------ Estratto del documento ------

Cultura e Spettacoli

Moralisti, giù le mani dalle ragazzine di Balthus

Come diceva il pittore, l'oscenità non è nei quadri bensì (forse) negli occhi e nella mente di chi li guarda

Moralisti, giù le mani dalle ragazzine di Balthus

Ad attrarmi maggiormente non sono i ritratti di Balthus in cui adolescenti o donne giovanissime appaiono completamente nude, bensì quelli di fanciulle fanciullescamente vestite, il cui fascino è tutto affidato a uno sguardo, a una postura, a un visetto malinconico e annoiato. Così, a coinvolgermi non sono dipinti come Nudo a riposo (1977) o come Il risveglio (1975-1978), con i suoi simboli erotici, o come Ragazza con gatto (1937), con il duetto tra una fanciulla e il suo gatto, presenza frequente in Balthus. E nemmeno Alice nello specchio (1933), nel quale protervamente Alice (la giovanissima Betty Leyris) si pettina davanti a uno specchio e, spettatrice di se stessa, distrattamente ammira il proprio busto, le gambe nude e il sesso.

------

● **Obiettivo dichiarato 1**
Ricopia il passo dell'articolo su Balthus partendo dalle parole "Ad attrarmi maggiormente" e fermandoti dopo "e il sesso.". Cambia "gatto" in "cane".
● **Obiettivo dichiarato 2**
Ricopia identiche le righe dei record, dalla prima fino a quella che contiene "user-name-link[interactable]: Misty M", inclusa.

------ Dati forniti ------

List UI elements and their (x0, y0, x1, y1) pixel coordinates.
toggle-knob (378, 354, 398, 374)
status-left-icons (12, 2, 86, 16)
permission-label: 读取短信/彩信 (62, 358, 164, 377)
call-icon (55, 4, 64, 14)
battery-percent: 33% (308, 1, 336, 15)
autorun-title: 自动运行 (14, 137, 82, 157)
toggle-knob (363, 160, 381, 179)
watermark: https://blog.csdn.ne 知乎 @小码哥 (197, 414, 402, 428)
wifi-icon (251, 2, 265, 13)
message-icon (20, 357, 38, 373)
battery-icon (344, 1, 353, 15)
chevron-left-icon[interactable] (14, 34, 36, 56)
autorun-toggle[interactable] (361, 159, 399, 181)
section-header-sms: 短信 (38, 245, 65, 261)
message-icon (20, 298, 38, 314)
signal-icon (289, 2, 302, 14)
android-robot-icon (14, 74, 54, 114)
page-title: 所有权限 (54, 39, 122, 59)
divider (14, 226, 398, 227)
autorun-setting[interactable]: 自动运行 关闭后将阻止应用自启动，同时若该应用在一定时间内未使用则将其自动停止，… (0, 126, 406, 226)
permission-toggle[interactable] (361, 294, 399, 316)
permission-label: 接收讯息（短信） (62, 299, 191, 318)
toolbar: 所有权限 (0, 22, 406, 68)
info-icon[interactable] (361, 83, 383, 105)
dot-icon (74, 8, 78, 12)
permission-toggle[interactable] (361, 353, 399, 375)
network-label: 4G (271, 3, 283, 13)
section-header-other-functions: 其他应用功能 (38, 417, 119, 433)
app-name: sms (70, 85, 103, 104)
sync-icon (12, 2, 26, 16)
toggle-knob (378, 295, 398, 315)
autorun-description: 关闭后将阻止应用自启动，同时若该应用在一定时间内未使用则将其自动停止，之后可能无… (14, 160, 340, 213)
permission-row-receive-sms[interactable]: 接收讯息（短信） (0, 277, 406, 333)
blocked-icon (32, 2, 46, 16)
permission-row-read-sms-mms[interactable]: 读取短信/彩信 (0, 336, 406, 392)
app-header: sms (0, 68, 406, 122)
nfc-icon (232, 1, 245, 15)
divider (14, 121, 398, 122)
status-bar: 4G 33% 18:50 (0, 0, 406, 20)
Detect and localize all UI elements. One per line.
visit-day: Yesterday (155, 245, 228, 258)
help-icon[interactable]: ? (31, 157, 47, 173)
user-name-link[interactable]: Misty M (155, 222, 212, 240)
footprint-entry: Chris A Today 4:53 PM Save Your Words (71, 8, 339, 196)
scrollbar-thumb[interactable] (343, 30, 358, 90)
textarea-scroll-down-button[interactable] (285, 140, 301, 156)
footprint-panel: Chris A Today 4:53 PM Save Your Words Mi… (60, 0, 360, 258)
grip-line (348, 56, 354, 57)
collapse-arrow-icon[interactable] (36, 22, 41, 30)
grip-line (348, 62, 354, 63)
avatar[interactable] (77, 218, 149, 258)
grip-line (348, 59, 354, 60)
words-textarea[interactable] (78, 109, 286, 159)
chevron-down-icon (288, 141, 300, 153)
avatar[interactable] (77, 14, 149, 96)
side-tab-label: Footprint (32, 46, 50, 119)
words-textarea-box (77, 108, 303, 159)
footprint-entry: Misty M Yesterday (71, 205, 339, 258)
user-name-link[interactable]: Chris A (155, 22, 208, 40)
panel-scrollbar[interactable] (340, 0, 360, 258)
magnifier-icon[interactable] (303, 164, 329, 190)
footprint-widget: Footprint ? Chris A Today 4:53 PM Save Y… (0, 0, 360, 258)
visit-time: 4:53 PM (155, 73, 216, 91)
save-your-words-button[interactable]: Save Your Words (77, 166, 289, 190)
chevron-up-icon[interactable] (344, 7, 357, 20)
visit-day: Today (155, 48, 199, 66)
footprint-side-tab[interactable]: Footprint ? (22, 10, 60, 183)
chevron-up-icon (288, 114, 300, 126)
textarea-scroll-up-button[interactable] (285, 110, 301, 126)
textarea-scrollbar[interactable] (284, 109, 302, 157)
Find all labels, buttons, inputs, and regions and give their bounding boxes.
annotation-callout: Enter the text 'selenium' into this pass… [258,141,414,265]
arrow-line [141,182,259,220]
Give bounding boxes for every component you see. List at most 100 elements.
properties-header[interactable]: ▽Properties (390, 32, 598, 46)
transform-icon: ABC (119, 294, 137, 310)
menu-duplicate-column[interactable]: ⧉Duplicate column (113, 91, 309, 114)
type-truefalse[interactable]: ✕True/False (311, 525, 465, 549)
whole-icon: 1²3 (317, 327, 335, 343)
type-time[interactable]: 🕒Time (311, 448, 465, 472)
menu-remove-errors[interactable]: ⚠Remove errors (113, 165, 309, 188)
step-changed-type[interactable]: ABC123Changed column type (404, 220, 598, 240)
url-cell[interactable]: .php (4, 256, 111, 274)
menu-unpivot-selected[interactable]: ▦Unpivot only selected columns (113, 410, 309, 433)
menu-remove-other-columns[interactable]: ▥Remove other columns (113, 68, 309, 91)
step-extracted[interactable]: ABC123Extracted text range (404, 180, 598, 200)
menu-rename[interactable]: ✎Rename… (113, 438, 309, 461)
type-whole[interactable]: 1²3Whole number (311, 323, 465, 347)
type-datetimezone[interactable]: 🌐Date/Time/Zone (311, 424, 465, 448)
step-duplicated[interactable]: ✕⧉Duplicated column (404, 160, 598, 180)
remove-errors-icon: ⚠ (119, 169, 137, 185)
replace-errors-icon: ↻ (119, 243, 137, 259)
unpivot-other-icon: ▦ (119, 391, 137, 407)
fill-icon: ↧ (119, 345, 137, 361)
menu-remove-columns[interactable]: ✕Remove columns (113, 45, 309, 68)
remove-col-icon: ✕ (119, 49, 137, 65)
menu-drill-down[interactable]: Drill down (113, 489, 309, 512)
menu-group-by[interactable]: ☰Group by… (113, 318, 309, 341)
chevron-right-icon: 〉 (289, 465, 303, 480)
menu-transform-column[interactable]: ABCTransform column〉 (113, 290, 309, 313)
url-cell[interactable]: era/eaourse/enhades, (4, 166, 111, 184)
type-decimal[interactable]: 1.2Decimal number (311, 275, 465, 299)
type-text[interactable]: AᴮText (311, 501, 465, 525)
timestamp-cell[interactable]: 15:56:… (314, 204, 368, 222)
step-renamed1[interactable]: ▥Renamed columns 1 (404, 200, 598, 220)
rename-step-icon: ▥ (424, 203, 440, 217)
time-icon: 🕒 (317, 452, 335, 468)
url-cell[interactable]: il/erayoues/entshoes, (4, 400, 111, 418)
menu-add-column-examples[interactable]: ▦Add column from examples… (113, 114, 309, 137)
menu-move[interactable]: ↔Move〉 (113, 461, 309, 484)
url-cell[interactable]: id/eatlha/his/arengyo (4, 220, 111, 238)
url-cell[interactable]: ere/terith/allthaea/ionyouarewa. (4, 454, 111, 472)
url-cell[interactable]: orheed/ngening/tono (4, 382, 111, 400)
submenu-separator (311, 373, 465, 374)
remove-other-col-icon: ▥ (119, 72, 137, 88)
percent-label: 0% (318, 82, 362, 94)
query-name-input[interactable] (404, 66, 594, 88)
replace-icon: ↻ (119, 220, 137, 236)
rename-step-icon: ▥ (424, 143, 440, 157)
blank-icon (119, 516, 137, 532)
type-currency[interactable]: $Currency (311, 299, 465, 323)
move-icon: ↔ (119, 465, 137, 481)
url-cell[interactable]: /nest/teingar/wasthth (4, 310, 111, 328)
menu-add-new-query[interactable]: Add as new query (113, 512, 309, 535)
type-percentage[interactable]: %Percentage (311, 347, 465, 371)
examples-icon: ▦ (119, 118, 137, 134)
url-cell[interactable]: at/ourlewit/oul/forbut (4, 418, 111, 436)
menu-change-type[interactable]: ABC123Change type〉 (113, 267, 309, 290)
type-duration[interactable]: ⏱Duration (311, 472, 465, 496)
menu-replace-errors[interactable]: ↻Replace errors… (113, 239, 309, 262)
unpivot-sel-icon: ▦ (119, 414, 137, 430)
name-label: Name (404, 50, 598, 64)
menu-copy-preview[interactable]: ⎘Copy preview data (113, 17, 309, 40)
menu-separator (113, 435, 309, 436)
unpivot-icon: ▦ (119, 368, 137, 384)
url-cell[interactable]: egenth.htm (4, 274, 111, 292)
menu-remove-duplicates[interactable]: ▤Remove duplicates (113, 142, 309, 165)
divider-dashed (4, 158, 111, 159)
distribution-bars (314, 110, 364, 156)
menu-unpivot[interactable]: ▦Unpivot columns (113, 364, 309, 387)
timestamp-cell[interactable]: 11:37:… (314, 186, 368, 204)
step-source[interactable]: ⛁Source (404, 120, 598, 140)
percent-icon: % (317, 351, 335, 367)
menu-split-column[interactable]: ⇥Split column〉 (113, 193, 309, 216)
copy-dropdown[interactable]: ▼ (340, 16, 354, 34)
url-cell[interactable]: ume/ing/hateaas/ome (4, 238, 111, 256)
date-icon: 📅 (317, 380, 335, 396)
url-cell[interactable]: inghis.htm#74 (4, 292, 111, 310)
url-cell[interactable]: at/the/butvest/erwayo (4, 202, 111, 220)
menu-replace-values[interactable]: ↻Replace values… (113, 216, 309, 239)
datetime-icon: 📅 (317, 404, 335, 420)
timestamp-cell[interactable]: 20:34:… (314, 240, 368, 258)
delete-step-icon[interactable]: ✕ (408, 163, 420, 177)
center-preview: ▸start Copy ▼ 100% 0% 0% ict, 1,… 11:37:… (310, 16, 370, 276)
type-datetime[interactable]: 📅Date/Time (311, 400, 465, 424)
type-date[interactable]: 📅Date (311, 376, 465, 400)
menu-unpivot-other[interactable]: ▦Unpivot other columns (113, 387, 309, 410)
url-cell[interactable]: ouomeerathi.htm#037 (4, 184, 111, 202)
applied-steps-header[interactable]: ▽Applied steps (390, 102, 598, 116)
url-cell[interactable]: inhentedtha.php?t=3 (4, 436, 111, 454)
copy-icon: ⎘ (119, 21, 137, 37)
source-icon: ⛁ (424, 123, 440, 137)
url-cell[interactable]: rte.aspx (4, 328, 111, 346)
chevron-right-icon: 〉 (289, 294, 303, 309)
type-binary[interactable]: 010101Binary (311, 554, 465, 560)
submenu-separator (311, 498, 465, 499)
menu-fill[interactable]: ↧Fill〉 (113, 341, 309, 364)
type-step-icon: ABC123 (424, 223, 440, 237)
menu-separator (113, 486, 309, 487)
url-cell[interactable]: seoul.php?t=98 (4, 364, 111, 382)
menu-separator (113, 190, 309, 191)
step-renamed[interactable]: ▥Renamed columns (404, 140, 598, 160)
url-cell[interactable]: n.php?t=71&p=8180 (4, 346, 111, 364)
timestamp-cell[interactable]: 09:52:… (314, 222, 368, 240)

------

● **Risposta attesa 1**
Ad attrarmi maggiormente non sono i ritratti di Balthus in cui adolescenti o donne giovanissime appaiono completamente nude, bensì quelli di fanciulle fanciullescamente vestite, il cui fascino è tutto affidato a uno sguardo, a una postura, a un visetto malinconico e annoiato. Così, a coinvolgermi non sono dipinti come Nudo a riposo (1977) o come Il risveglio (1975-1978), con i suoi simboli erotici, o come Ragazza con cane (1937), con il duetto tra una fanciulla e il suo cane, presenza frequente in Balthus. E nemmeno Alice nello specchio (1933), nel quale protervamente Alice (la giovanissima Betty Leyris) si pettina davanti a uno specchio e, spettatrice di se stessa, distrattamente ammira il proprio busto, le gambe nude e il sesso.

● **Risposta attesa 2**
List UI elements and their (x0, y0, x1, y1) pixel coordinates.
toggle-knob (378, 354, 398, 374)
status-left-icons (12, 2, 86, 16)
permission-label: 读取短信/彩信 (62, 358, 164, 377)
call-icon (55, 4, 64, 14)
battery-percent: 33% (308, 1, 336, 15)
autorun-title: 自动运行 (14, 137, 82, 157)
toggle-knob (363, 160, 381, 179)
watermark: https://blog.csdn.ne 知乎 @小码哥 (197, 414, 402, 428)
wifi-icon (251, 2, 265, 13)
message-icon (20, 357, 38, 373)
battery-icon (344, 1, 353, 15)
chevron-left-icon[interactable] (14, 34, 36, 56)
autorun-toggle[interactable] (361, 159, 399, 181)
section-header-sms: 短信 (38, 245, 65, 261)
message-icon (20, 298, 38, 314)
signal-icon (289, 2, 302, 14)
android-robot-icon (14, 74, 54, 114)
page-title: 所有权限 (54, 39, 122, 59)
divider (14, 226, 398, 227)
autorun-setting[interactable]: 自动运行 关闭后将阻止应用自启动，同时若该应用在一定时间内未使用则将其自动停止，… (0, 126, 406, 226)
permission-toggle[interactable] (361, 294, 399, 316)
permission-label: 接收讯息（短信） (62, 299, 191, 318)
toolbar: 所有权限 (0, 22, 406, 68)
info-icon[interactable] (361, 83, 383, 105)
dot-icon (74, 8, 78, 12)
permission-toggle[interactable] (361, 353, 399, 375)
network-label: 4G (271, 3, 283, 13)
section-header-other-functions: 其他应用功能 (38, 417, 119, 433)
app-name: sms (70, 85, 103, 104)
sync-icon (12, 2, 26, 16)
toggle-knob (378, 295, 398, 315)
autorun-description: 关闭后将阻止应用自启动，同时若该应用在一定时间内未使用则将其自动停止，之后可能无… (14, 160, 340, 213)
permission-row-receive-sms[interactable]: 接收讯息（短信） (0, 277, 406, 333)
blocked-icon (32, 2, 46, 16)
permission-row-read-sms-mms[interactable]: 读取短信/彩信 (0, 336, 406, 392)
app-header: sms (0, 68, 406, 122)
nfc-icon (232, 1, 245, 15)
divider (14, 121, 398, 122)
status-bar: 4G 33% 18:50 (0, 0, 406, 20)
Detect and localize all UI elements. One per line.
visit-day: Yesterday (155, 245, 228, 258)
help-icon[interactable]: ? (31, 157, 47, 173)
user-name-link[interactable]: Misty M (155, 222, 212, 240)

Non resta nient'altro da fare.